-- START --

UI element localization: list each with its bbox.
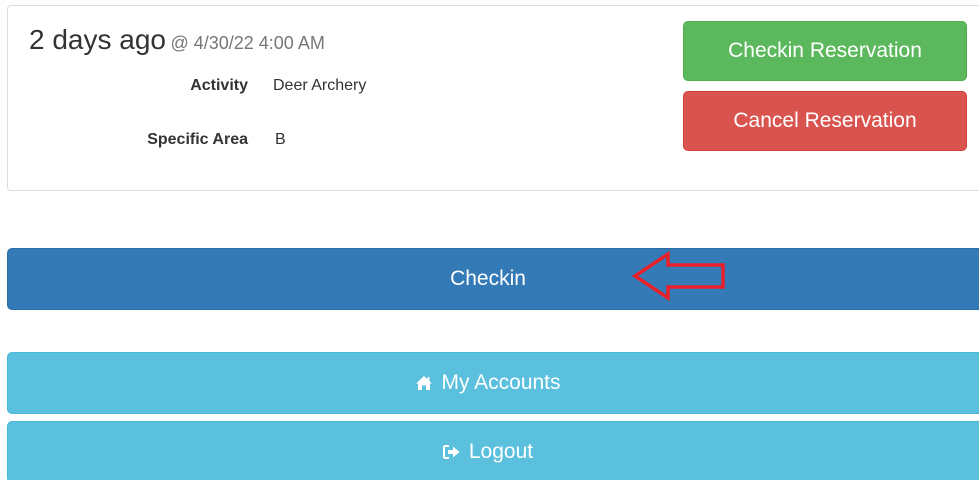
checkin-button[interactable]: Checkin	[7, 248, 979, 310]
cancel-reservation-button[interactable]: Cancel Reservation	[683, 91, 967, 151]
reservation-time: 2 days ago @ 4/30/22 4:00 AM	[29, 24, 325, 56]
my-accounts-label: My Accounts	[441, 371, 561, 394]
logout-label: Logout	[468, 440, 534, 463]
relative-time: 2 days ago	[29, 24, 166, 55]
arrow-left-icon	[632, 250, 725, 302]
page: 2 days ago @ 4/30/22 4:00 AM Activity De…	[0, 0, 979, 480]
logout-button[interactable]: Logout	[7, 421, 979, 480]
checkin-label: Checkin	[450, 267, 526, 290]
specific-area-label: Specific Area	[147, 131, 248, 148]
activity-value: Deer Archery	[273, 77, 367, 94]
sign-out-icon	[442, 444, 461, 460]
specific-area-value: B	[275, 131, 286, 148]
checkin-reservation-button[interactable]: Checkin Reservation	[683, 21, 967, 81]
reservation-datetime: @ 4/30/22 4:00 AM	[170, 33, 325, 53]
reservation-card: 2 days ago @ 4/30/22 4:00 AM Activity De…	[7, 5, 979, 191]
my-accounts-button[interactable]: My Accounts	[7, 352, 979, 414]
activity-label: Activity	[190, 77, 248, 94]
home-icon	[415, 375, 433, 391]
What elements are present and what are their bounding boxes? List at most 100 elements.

-- END --
-- START --

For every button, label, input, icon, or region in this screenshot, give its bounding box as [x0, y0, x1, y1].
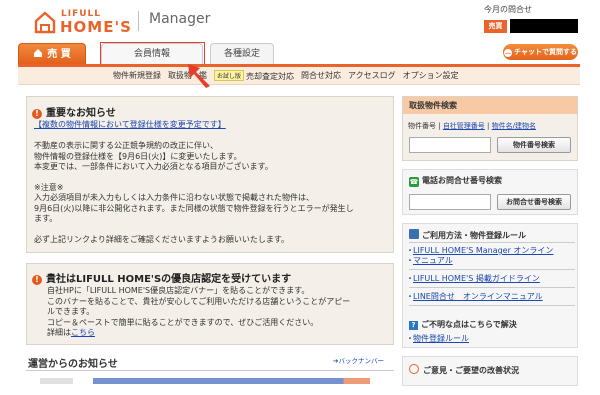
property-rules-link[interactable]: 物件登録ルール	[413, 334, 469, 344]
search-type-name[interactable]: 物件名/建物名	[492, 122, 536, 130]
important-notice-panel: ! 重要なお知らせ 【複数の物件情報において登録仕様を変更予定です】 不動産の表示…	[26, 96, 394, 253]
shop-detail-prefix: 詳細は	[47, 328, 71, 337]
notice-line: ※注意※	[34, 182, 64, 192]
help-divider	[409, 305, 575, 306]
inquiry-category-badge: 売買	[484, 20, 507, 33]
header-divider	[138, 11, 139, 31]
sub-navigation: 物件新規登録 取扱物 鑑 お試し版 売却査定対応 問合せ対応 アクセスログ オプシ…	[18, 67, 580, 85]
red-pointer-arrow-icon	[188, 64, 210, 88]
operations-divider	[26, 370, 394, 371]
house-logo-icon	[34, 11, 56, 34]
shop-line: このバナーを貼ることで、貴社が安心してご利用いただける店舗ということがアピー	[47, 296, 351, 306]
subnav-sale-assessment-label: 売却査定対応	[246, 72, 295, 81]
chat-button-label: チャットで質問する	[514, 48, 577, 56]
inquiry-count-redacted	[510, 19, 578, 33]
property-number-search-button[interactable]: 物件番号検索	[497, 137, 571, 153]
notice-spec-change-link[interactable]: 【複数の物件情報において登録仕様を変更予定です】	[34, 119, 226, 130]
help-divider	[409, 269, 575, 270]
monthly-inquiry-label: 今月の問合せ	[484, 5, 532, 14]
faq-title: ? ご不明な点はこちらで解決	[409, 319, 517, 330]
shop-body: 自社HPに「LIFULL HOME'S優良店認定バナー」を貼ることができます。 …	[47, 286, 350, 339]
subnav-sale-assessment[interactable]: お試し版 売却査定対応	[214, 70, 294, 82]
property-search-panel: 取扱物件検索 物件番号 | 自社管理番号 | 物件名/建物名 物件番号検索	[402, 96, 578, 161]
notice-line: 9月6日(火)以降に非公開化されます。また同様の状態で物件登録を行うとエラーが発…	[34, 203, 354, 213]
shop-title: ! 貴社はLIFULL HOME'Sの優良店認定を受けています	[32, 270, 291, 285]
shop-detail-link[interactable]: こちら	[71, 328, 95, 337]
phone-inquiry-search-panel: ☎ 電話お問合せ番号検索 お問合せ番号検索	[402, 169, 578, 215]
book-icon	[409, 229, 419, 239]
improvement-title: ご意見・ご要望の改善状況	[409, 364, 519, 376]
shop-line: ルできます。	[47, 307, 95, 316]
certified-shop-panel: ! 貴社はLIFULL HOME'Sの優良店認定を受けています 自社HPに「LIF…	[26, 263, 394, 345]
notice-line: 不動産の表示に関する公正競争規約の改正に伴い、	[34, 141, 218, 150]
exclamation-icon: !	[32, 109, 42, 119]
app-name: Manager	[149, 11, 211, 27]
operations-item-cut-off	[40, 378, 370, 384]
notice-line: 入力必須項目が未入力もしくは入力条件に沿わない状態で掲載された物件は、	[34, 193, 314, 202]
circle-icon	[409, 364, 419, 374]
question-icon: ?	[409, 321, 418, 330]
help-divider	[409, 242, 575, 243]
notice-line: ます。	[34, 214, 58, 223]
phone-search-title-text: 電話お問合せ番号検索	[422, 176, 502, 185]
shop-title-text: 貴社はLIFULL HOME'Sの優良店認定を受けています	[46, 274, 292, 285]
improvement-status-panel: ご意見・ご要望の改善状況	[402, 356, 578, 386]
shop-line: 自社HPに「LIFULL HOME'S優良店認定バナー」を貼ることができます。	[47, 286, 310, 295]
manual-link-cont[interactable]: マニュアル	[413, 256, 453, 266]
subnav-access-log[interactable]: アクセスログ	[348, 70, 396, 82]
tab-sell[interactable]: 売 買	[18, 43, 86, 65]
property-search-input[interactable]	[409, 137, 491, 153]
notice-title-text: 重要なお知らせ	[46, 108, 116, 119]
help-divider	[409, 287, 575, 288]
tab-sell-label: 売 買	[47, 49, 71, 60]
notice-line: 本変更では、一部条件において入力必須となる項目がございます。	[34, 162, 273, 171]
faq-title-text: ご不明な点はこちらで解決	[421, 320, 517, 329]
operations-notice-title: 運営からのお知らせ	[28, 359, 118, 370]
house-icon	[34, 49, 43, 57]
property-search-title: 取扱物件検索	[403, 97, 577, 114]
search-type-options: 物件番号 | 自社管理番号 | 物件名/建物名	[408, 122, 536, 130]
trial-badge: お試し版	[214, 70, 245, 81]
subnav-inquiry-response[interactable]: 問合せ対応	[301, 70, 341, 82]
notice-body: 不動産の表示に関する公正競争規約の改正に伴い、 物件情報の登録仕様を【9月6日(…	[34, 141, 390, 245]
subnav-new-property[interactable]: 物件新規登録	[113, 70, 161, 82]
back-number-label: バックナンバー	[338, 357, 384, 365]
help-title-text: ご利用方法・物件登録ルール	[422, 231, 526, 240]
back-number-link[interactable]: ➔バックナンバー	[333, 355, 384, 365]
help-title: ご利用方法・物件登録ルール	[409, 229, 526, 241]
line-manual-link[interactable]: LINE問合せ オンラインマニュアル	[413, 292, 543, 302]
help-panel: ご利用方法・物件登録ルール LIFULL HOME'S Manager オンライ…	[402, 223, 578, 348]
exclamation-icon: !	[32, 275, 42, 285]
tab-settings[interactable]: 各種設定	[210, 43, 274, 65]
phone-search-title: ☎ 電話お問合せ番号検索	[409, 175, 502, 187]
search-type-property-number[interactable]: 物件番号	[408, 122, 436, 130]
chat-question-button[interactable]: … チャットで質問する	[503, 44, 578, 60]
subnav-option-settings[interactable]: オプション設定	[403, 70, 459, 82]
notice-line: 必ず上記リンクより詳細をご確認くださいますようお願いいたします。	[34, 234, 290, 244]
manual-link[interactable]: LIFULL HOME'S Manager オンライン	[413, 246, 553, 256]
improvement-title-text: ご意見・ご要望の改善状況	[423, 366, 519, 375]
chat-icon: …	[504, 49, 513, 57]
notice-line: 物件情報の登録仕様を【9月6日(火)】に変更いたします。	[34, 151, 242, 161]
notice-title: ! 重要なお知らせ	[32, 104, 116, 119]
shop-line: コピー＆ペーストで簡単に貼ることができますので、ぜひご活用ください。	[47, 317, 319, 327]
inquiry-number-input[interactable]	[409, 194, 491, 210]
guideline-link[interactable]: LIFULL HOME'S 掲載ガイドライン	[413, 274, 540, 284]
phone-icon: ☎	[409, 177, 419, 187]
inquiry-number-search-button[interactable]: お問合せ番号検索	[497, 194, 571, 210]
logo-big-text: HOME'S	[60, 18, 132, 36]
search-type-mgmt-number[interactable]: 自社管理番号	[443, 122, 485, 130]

-- END --

* Exercise directions
Recast the entries from the line containing "334, 469, 344]" through the line containing "269, 575, 270]", both included, as a Markdown table with the columns Row and Line. Give each line its own numbered row and omit any blank lines.

* Problem solution
| Row | Line |
|---|---|
| 1 | property-rules-link[interactable]: 物件登録ルール	[413, 334, 469, 344] |
| 2 | search-type-name[interactable]: 物件名/建物名	[492, 122, 536, 130] |
| 3 | important-notice-panel: ! 重要なお知らせ 【複数の物件情報において登録仕様を変更予定です】 不動産の表示…	[26, 96, 394, 253] |
| 4 | shop-detail-prefix: 詳細は	[47, 328, 71, 337] |
| 5 | notice-line: ※注意※	[34, 182, 64, 192] |
| 6 | help-divider	[409, 305, 575, 306] |
| 7 | inquiry-category-badge: 売買	[484, 20, 507, 33] |
| 8 | header-divider	[138, 11, 139, 31] |
| 9 | sub-navigation: 物件新規登録 取扱物 鑑 お試し版 売却査定対応 問合せ対応 アクセスログ オプシ…	[18, 67, 580, 85] |
| 10 | red-pointer-arrow-icon	[188, 64, 210, 88] |
| 11 | operations-divider	[26, 370, 394, 371] |
| 12 | house-logo-icon	[34, 11, 56, 34] |
| 13 | shop-line: このバナーを貼ることで、貴社が安心してご利用いただける店舗ということがアピー	[47, 296, 351, 306] |
| 14 | subnav-sale-assessment-label: 売却査定対応	[246, 72, 295, 81] |
| 15 | chat-button-label: チャットで質問する	[514, 48, 577, 56] |
| 16 | inquiry-count-redacted	[510, 19, 578, 33] |
| 17 | property-number-search-button[interactable]: 物件番号検索	[497, 137, 571, 153] |
| 18 | notice-spec-change-link[interactable]: 【複数の物件情報において登録仕様を変更予定です】	[34, 119, 226, 130] |
| 19 | help-divider	[409, 269, 575, 270] |